··· Exercise materials

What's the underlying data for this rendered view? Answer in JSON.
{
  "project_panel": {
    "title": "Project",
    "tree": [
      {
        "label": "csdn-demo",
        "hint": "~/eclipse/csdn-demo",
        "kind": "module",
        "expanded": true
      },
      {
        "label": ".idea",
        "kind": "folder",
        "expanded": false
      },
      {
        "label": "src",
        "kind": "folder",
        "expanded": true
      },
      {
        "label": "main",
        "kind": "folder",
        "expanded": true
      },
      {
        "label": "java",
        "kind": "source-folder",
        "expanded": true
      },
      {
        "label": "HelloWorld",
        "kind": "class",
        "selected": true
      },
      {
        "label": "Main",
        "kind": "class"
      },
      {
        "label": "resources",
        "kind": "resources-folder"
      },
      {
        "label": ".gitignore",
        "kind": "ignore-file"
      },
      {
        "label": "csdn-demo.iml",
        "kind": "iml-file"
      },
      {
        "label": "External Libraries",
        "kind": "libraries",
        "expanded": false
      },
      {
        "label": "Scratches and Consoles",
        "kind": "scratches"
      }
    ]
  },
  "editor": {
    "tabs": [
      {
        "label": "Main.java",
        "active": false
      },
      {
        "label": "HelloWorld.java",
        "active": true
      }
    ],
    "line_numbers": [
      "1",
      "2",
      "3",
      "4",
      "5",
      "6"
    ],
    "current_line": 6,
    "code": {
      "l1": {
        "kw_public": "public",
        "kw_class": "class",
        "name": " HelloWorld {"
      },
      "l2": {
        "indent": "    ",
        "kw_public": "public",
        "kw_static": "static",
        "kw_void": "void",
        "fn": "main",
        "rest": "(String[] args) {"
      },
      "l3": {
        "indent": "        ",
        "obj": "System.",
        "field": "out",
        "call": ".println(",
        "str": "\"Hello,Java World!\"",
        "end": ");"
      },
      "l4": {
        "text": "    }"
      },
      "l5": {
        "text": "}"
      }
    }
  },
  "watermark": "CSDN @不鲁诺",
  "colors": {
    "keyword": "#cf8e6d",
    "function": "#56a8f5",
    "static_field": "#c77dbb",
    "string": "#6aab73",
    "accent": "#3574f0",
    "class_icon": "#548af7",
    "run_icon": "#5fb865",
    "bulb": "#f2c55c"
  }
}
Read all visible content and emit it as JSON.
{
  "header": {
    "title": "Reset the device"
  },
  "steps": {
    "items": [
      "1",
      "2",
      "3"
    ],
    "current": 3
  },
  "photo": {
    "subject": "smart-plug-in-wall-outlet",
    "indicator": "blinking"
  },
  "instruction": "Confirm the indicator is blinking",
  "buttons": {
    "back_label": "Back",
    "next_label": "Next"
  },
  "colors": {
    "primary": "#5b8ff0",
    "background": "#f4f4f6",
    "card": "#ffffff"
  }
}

······

Work required » Transcribe every entry word for word.

Output of the exercise »
What's the underlying data for this rendered view? Answer in JSON.
{
  "project_panel": {
    "title": "Project",
    "tree": [
      {
        "label": "csdn-demo",
        "hint": "~/eclipse/csdn-demo",
        "kind": "module",
        "expanded": true
      },
      {
        "label": ".idea",
        "kind": "folder",
        "expanded": false
      },
      {
        "label": "src",
        "kind": "folder",
        "expanded": true
      },
      {
        "label": "main",
        "kind": "folder",
        "expanded": true
      },
      {
        "label": "java",
        "kind": "source-folder",
        "expanded": true
      },
      {
        "label": "HelloWorld",
        "kind": "class",
        "selected": true
      },
      {
        "label": "Main",
        "kind": "class"
      },
      {
        "label": "resources",
        "kind": "resources-folder"
      },
      {
        "label": ".gitignore",
        "kind": "ignore-file"
      },
      {
        "label": "csdn-demo.iml",
        "kind": "iml-file"
      },
      {
        "label": "External Libraries",
        "kind": "libraries",
        "expanded": false
      },
      {
        "label": "Scratches and Consoles",
        "kind": "scratches"
      }
    ]
  },
  "editor": {
    "tabs": [
      {
        "label": "Main.java",
        "active": false
      },
      {
        "label": "HelloWorld.java",
        "active": true
      }
    ],
    "line_numbers": [
      "1",
      "2",
      "3",
      "4",
      "5",
      "6"
    ],
    "current_line": 6,
    "code": {
      "l1": {
        "kw_public": "public",
        "kw_class": "class",
        "name": " HelloWorld {"
      },
      "l2": {
        "indent": "    ",
        "kw_public": "public",
        "kw_static": "static",
        "kw_void": "void",
        "fn": "main",
        "rest": "(String[] args) {"
      },
      "l3": {
        "indent": "        ",
        "obj": "System.",
        "field": "out",
        "call": ".println(",
        "str": "\"Hello,Java World!\"",
        "end": ");"
      },
      "l4": {
        "text": "    }"
      },
      "l5": {
        "text": "}"
      }
    }
  },
  "watermark": "CSDN @不鲁诺",
  "colors": {
    "keyword": "#cf8e6d",
    "function": "#56a8f5",
    "static_field": "#c77dbb",
    "string": "#6aab73",
    "accent": "#3574f0",
    "class_icon": "#548af7",
    "run_icon": "#5fb865",
    "bulb": "#f2c55c"
  }
}
Read all visible content and emit it as JSON.
{
  "header": {
    "title": "Reset the device"
  },
  "steps": {
    "items": [
      "1",
      "2",
      "3"
    ],
    "current": 3
  },
  "photo": {
    "subject": "smart-plug-in-wall-outlet",
    "indicator": "blinking"
  },
  "instruction": "Confirm the indicator is blinking",
  "buttons": {
    "back_label": "Back",
    "next_label": "Next"
  },
  "colors": {
    "primary": "#5b8ff0",
    "background": "#f4f4f6",
    "card": "#ffffff"
  }
}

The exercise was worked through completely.